• _What is needed_
Gather all lines with the word "plus" in them.

• _Dataset records_
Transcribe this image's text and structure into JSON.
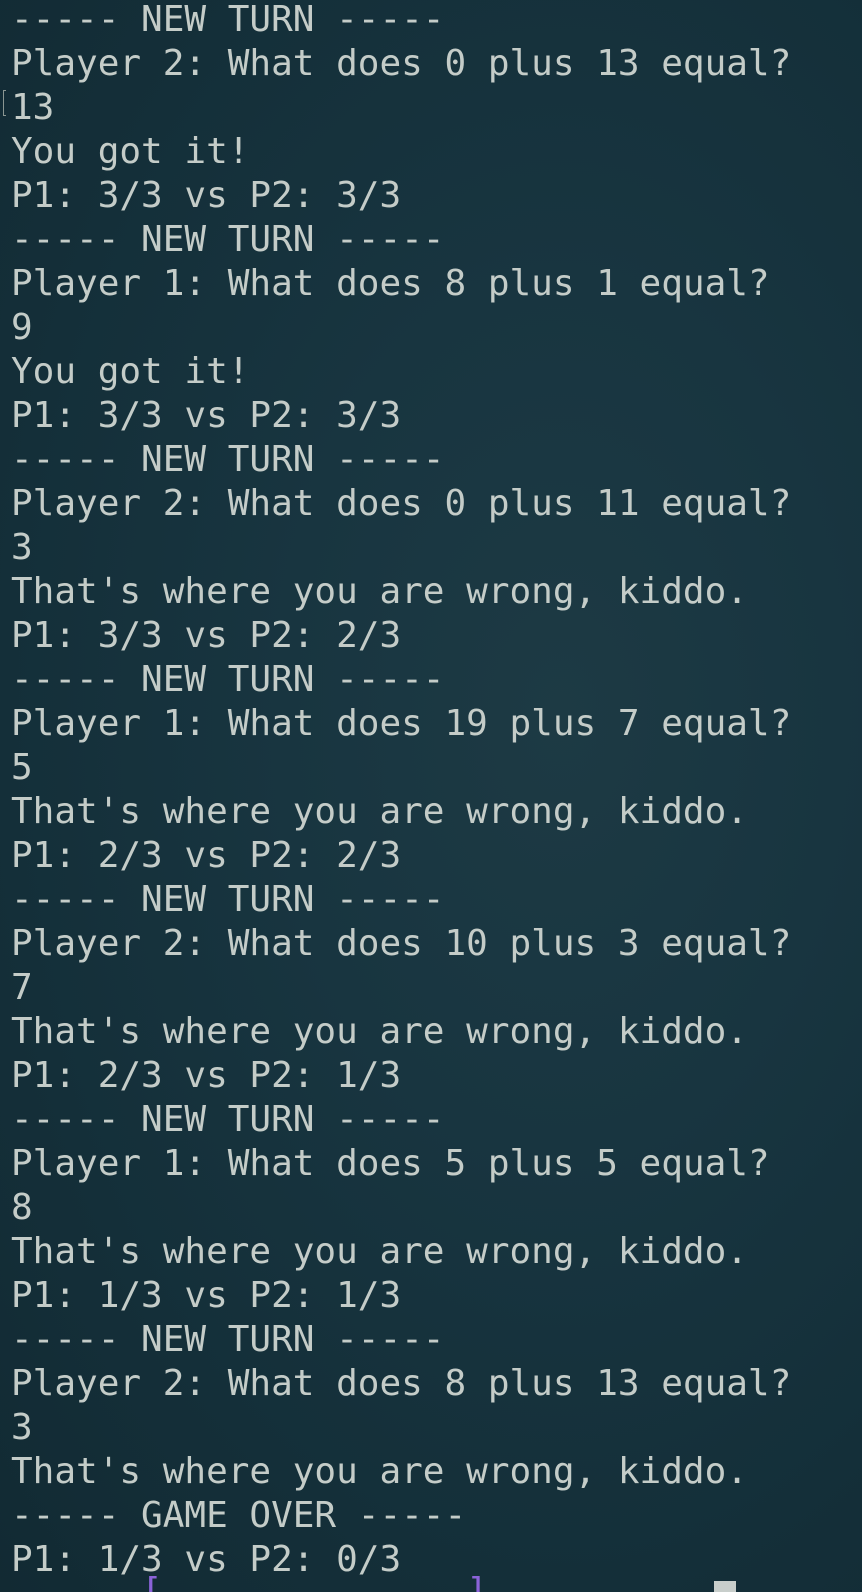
{
  "terminal": {
    "lines": [
      {
        "text": "----- NEW TURN -----",
        "kind": "separator"
      },
      {
        "text": "Player 2: What does 0 plus 13 equal?",
        "kind": "question"
      },
      {
        "text": "13",
        "kind": "input"
      },
      {
        "text": "You got it!",
        "kind": "result"
      },
      {
        "text": "P1: 3/3 vs P2: 3/3",
        "kind": "score"
      },
      {
        "text": "----- NEW TURN -----",
        "kind": "separator"
      },
      {
        "text": "Player 1: What does 8 plus 1 equal?",
        "kind": "question"
      },
      {
        "text": "9",
        "kind": "input"
      },
      {
        "text": "You got it!",
        "kind": "result"
      },
      {
        "text": "P1: 3/3 vs P2: 3/3",
        "kind": "score"
      },
      {
        "text": "----- NEW TURN -----",
        "kind": "separator"
      },
      {
        "text": "Player 2: What does 0 plus 11 equal?",
        "kind": "question"
      },
      {
        "text": "3",
        "kind": "input"
      },
      {
        "text": "That's where you are wrong, kiddo.",
        "kind": "result"
      },
      {
        "text": "P1: 3/3 vs P2: 2/3",
        "kind": "score"
      },
      {
        "text": "----- NEW TURN -----",
        "kind": "separator"
      },
      {
        "text": "Player 1: What does 19 plus 7 equal?",
        "kind": "question"
      },
      {
        "text": "5",
        "kind": "input"
      },
      {
        "text": "That's where you are wrong, kiddo.",
        "kind": "result"
      },
      {
        "text": "P1: 2/3 vs P2: 2/3",
        "kind": "score"
      },
      {
        "text": "----- NEW TURN -----",
        "kind": "separator"
      },
      {
        "text": "Player 2: What does 10 plus 3 equal?",
        "kind": "question"
      },
      {
        "text": "7",
        "kind": "input"
      },
      {
        "text": "That's where you are wrong, kiddo.",
        "kind": "result"
      },
      {
        "text": "P1: 2/3 vs P2: 1/3",
        "kind": "score"
      },
      {
        "text": "----- NEW TURN -----",
        "kind": "separator"
      },
      {
        "text": "Player 1: What does 5 plus 5 equal?",
        "kind": "question"
      },
      {
        "text": "8",
        "kind": "input"
      },
      {
        "text": "That's where you are wrong, kiddo.",
        "kind": "result"
      },
      {
        "text": "P1: 1/3 vs P2: 1/3",
        "kind": "score"
      },
      {
        "text": "----- NEW TURN -----",
        "kind": "separator"
      },
      {
        "text": "Player 2: What does 8 plus 13 equal?",
        "kind": "question"
      },
      {
        "text": "3",
        "kind": "input"
      },
      {
        "text": "That's where you are wrong, kiddo.",
        "kind": "result"
      },
      {
        "text": "----- GAME OVER -----",
        "kind": "separator"
      },
      {
        "text": "P1: 1/3 vs P2: 0/3",
        "kind": "score"
      }
    ]
  },
  "colors": {
    "background": "#14303a",
    "text": "#c4ccc8",
    "prompt_bracket": "#8b63d9",
    "prompt_branch": "#d6705c",
    "cursor": "#c8cecb"
  }
}
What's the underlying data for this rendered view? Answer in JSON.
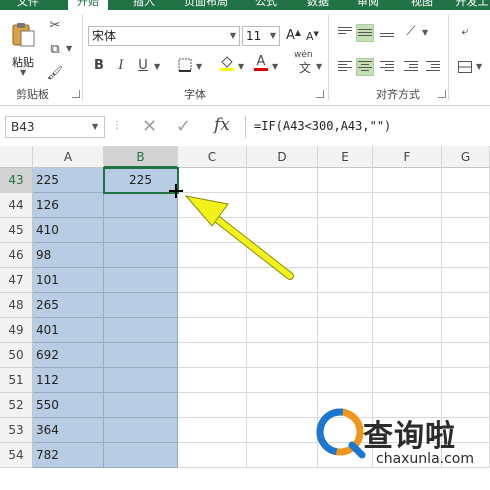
{
  "ribbon_tabs": [
    "文件",
    "开始",
    "插入",
    "页面布局",
    "公式",
    "数据",
    "审阅",
    "视图",
    "开发工"
  ],
  "ribbon_active_tab": "开始",
  "clipboard": {
    "paste_label": "粘贴",
    "group_label": "剪贴板"
  },
  "font": {
    "name": "宋体",
    "size": "11",
    "group_label": "字体",
    "grow_label": "A",
    "shrink_label": "A",
    "bold": "B",
    "italic": "I",
    "underline": "U",
    "font_color": "A",
    "phonetic_label": "wén"
  },
  "alignment": {
    "group_label": "对齐方式"
  },
  "formula_bar": {
    "name_box": "B43",
    "cancel_icon": "✕",
    "enter_icon": "✓",
    "fx_label": "fx",
    "formula": "=IF(A43<300,A43,\"\")"
  },
  "columns": [
    "A",
    "B",
    "C",
    "D",
    "E",
    "F",
    "G"
  ],
  "rows": [
    {
      "num": "43",
      "a": "225",
      "b": "225"
    },
    {
      "num": "44",
      "a": "126",
      "b": ""
    },
    {
      "num": "45",
      "a": "410",
      "b": ""
    },
    {
      "num": "46",
      "a": "98",
      "b": ""
    },
    {
      "num": "47",
      "a": "101",
      "b": ""
    },
    {
      "num": "48",
      "a": "265",
      "b": ""
    },
    {
      "num": "49",
      "a": "401",
      "b": ""
    },
    {
      "num": "50",
      "a": "692",
      "b": ""
    },
    {
      "num": "51",
      "a": "112",
      "b": ""
    },
    {
      "num": "52",
      "a": "550",
      "b": ""
    },
    {
      "num": "53",
      "a": "364",
      "b": ""
    },
    {
      "num": "54",
      "a": "782",
      "b": ""
    }
  ],
  "selected_cell": "B43",
  "colors": {
    "excel_green": "#217346",
    "selection_fill": "#b8cce4",
    "arrow_yellow": "#f2f21a"
  },
  "watermark": {
    "text": "查询啦",
    "sub": "chaxunla.com"
  }
}
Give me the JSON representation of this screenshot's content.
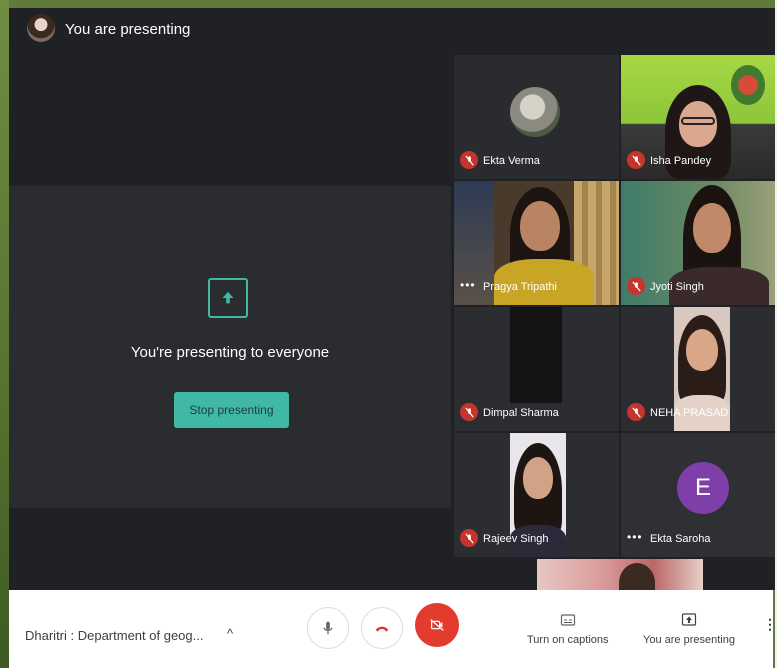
{
  "header": {
    "title": "You are presenting"
  },
  "presentation": {
    "message": "You're presenting to everyone",
    "stop_button_label": "Stop presenting"
  },
  "participants": [
    {
      "name": "Ekta Verma",
      "muted": true
    },
    {
      "name": "Isha Pandey",
      "muted": true
    },
    {
      "name": "Pragya Tripathi",
      "muted": false
    },
    {
      "name": "Jyoti Singh",
      "muted": true
    },
    {
      "name": "Dimpal Sharma",
      "muted": true
    },
    {
      "name": "NEHA PRASAD",
      "muted": true
    },
    {
      "name": "Rajeev Singh",
      "muted": true
    },
    {
      "name": "Ekta Saroha",
      "muted": false,
      "avatar_initial": "E",
      "avatar_color": "#7e3fa8"
    }
  ],
  "bottom_bar": {
    "meeting_title": "Dharitri : Department of geog...",
    "caret": "^",
    "captions_label": "Turn on captions",
    "presenting_label": "You are presenting",
    "more_label": "⋮"
  },
  "colors": {
    "accent": "#3fb8a6",
    "end_call": "#e33b2e",
    "mute_badge": "#c5352d",
    "stage_bg": "#202124"
  },
  "icons": [
    "present-up-arrow-icon",
    "mic-off-icon",
    "more-dots-icon",
    "mic-icon",
    "hang-up-icon",
    "camera-off-icon",
    "captions-icon",
    "present-screen-icon",
    "kebab-menu-icon"
  ]
}
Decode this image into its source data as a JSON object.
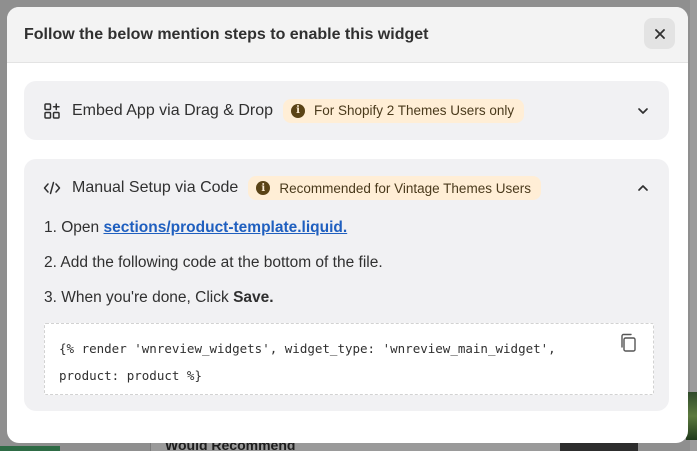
{
  "modal": {
    "title": "Follow the below mention steps to enable this widget",
    "close_icon": "close-icon"
  },
  "sections": {
    "embed": {
      "icon": "apps-icon",
      "title": "Embed App via Drag & Drop",
      "badge": "For Shopify 2 Themes Users only",
      "badge_icon": "info-icon",
      "expanded": false
    },
    "manual": {
      "icon": "code-icon",
      "title": "Manual Setup via Code",
      "badge": "Recommended for Vintage Themes Users",
      "badge_icon": "info-icon",
      "expanded": true,
      "steps": {
        "step1_prefix": "1. Open ",
        "step1_link": "sections/product-template.liquid.",
        "step2": "2. Add the following code at the bottom of the file.",
        "step3_prefix": "3. When you're done, Click ",
        "step3_bold": "Save."
      },
      "code": "{% render 'wnreview_widgets', widget_type: 'wnreview_main_widget', product: product %}",
      "copy_icon": "copy-icon"
    }
  },
  "background": {
    "card_text": "Would Recommend"
  },
  "colors": {
    "badge_bg": "#ffeed6",
    "link": "#1f5fbf",
    "section_bg": "#f1f1f3"
  }
}
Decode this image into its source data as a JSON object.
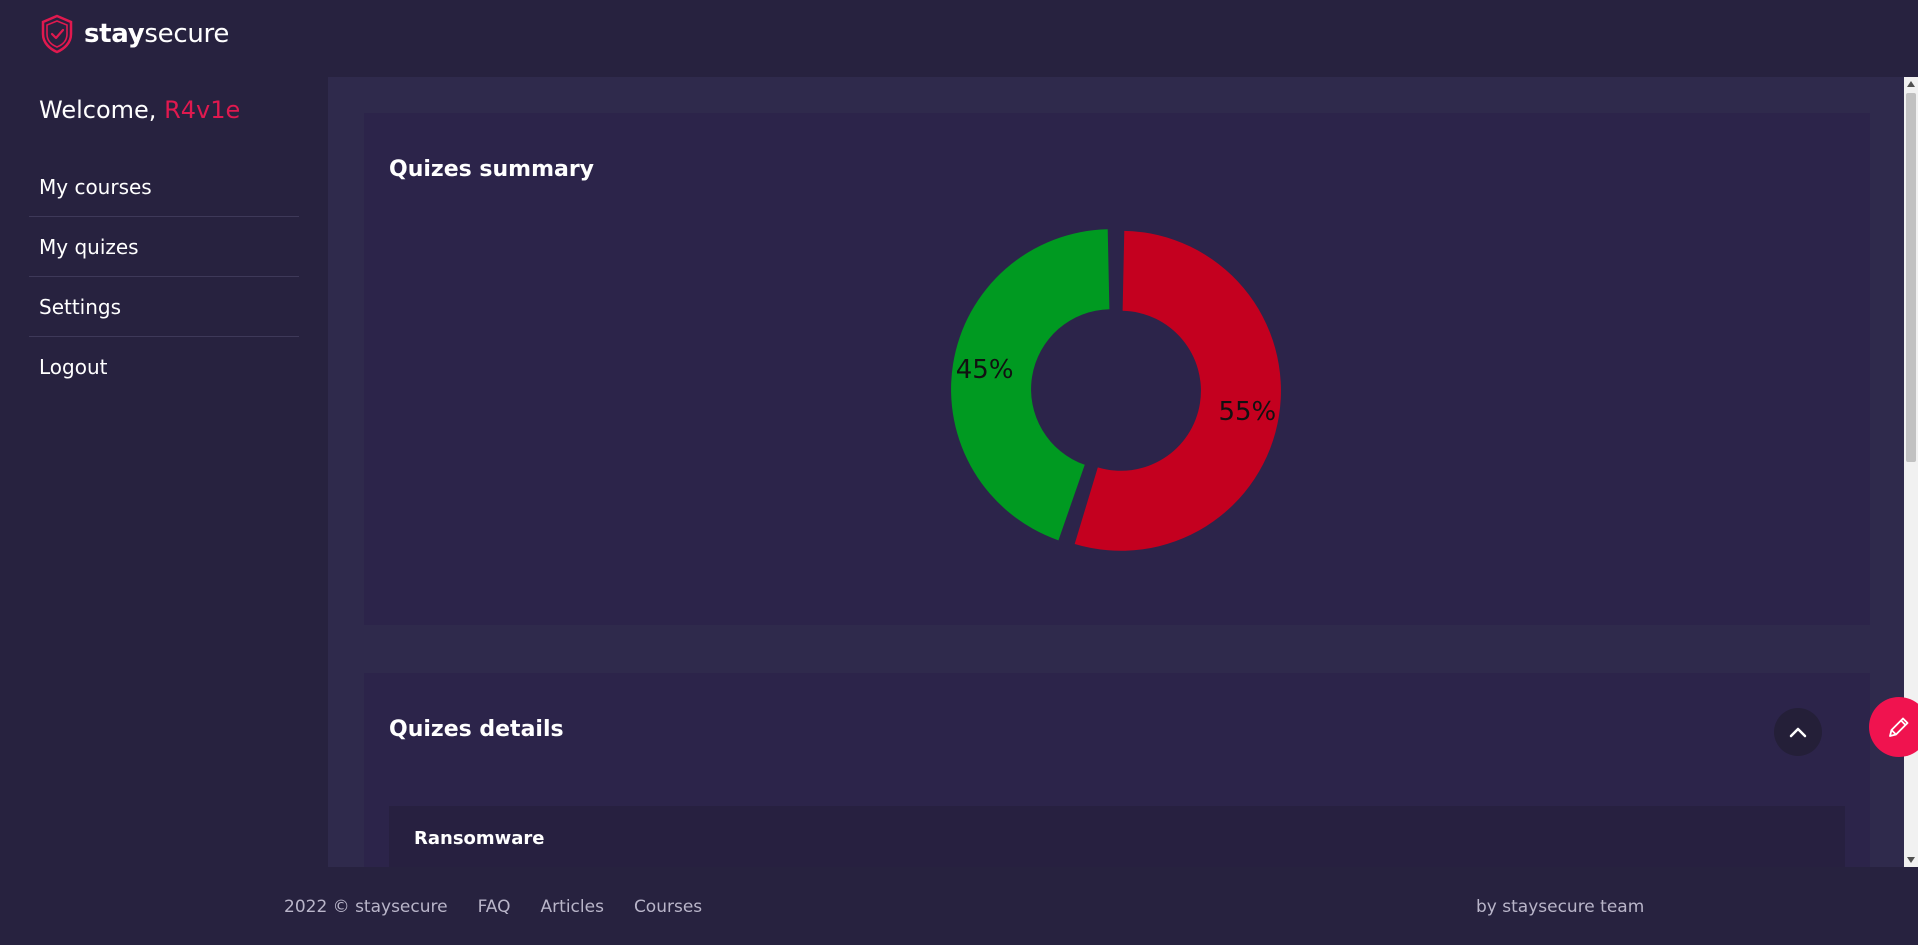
{
  "brand": {
    "name_bold": "stay",
    "name_light": "secure",
    "accent": "#e0194f"
  },
  "sidebar": {
    "welcome": "Welcome,",
    "username": "R4v1e",
    "items": [
      {
        "label": "My courses"
      },
      {
        "label": "My quizes"
      },
      {
        "label": "Settings"
      },
      {
        "label": "Logout"
      }
    ]
  },
  "summary": {
    "title": "Quizes summary"
  },
  "chart_data": {
    "type": "pie",
    "donut": true,
    "title": "Quizes summary",
    "slices": [
      {
        "value": 55,
        "label": "55%",
        "color": "#c4001f"
      },
      {
        "value": 45,
        "label": "45%",
        "color": "#009a21"
      }
    ]
  },
  "details": {
    "title": "Quizes details",
    "toggle_icon": "chevron-up-icon",
    "items": [
      {
        "name": "Ransomware"
      }
    ]
  },
  "fab": {
    "icon": "pencil-icon",
    "color": "#f0134f"
  },
  "footer": {
    "copyright": "2022 © staysecure",
    "links": [
      {
        "label": "FAQ"
      },
      {
        "label": "Articles"
      },
      {
        "label": "Courses"
      }
    ],
    "credit": "by staysecure team"
  }
}
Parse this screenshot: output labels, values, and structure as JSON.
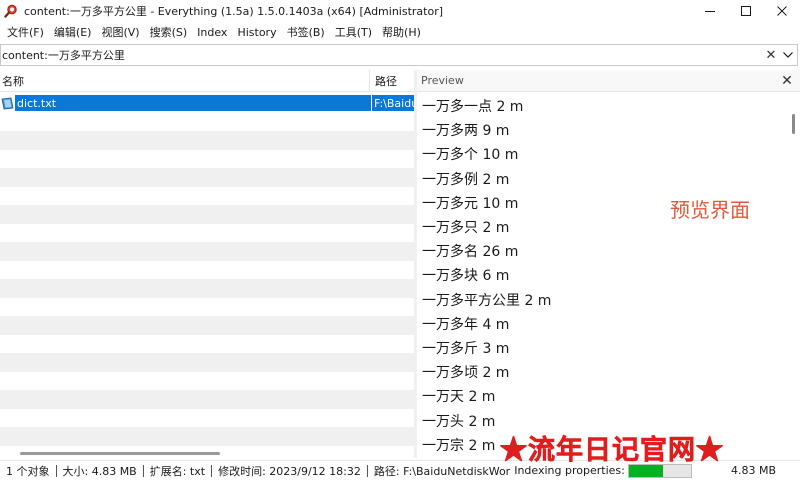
{
  "window": {
    "title": "content:一万多平方公里 - Everything (1.5a) 1.5.0.1403a (x64) [Administrator]",
    "icon": "everything-magnifier-icon",
    "accent_color": "#c81e1e"
  },
  "menu": {
    "items": [
      "文件(F)",
      "编辑(E)",
      "视图(V)",
      "搜索(S)",
      "Index",
      "History",
      "书签(B)",
      "工具(T)",
      "帮助(H)"
    ]
  },
  "search": {
    "value": "content:一万多平方公里"
  },
  "results": {
    "columns": {
      "name": "名称",
      "path": "路径"
    },
    "rows": [
      {
        "name": "dict.txt",
        "path": "F:\\BaiduNetdiskWor",
        "selected": true,
        "icon": "text-file-icon"
      }
    ],
    "selection_color": "#0a78d7",
    "stripe_color": "#f0f0f0"
  },
  "preview": {
    "title": "Preview",
    "lines": [
      "一万多一点 2 m",
      "一万多两 9 m",
      "一万多个 10 m",
      "一万多例 2 m",
      "一万多元 10 m",
      "一万多只 2 m",
      "一万多名 26 m",
      "一万多块 6 m",
      "一万多平方公里 2 m",
      "一万多年 4 m",
      "一万多斤 3 m",
      "一万多顷 2 m",
      "一万天 2 m",
      "一万头 2 m",
      "一万宗 2 m"
    ],
    "annotation": "预览界面",
    "annotation_color": "#e2593a"
  },
  "status": {
    "count": "1 个对象",
    "size": "大小: 4.83 MB",
    "ext": "扩展名: txt",
    "modified": "修改时间: 2023/9/12 18:32",
    "path": "路径: F:\\BaiduNetdiskWor",
    "indexing": "Indexing properties:",
    "progress": 0.55,
    "progress_color": "#06b025",
    "total_size": "4.83 MB"
  },
  "watermark": {
    "text": "★流年日记官网★",
    "color": "#e01e1e"
  }
}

• _Written solution_
        "text": "Player 2: What does 0 plus 13 equal?",
        "text": "Player 1: What does 8 plus 1 equal?",
        "text": "Player 2: What does 0 plus 11 equal?",
        "text": "Player 1: What does 19 plus 7 equal?",
        "text": "Player 2: What does 10 plus 3 equal?",
        "text": "Player 1: What does 5 plus 5 equal?",
        "text": "Player 2: What does 8 plus 13 equal?",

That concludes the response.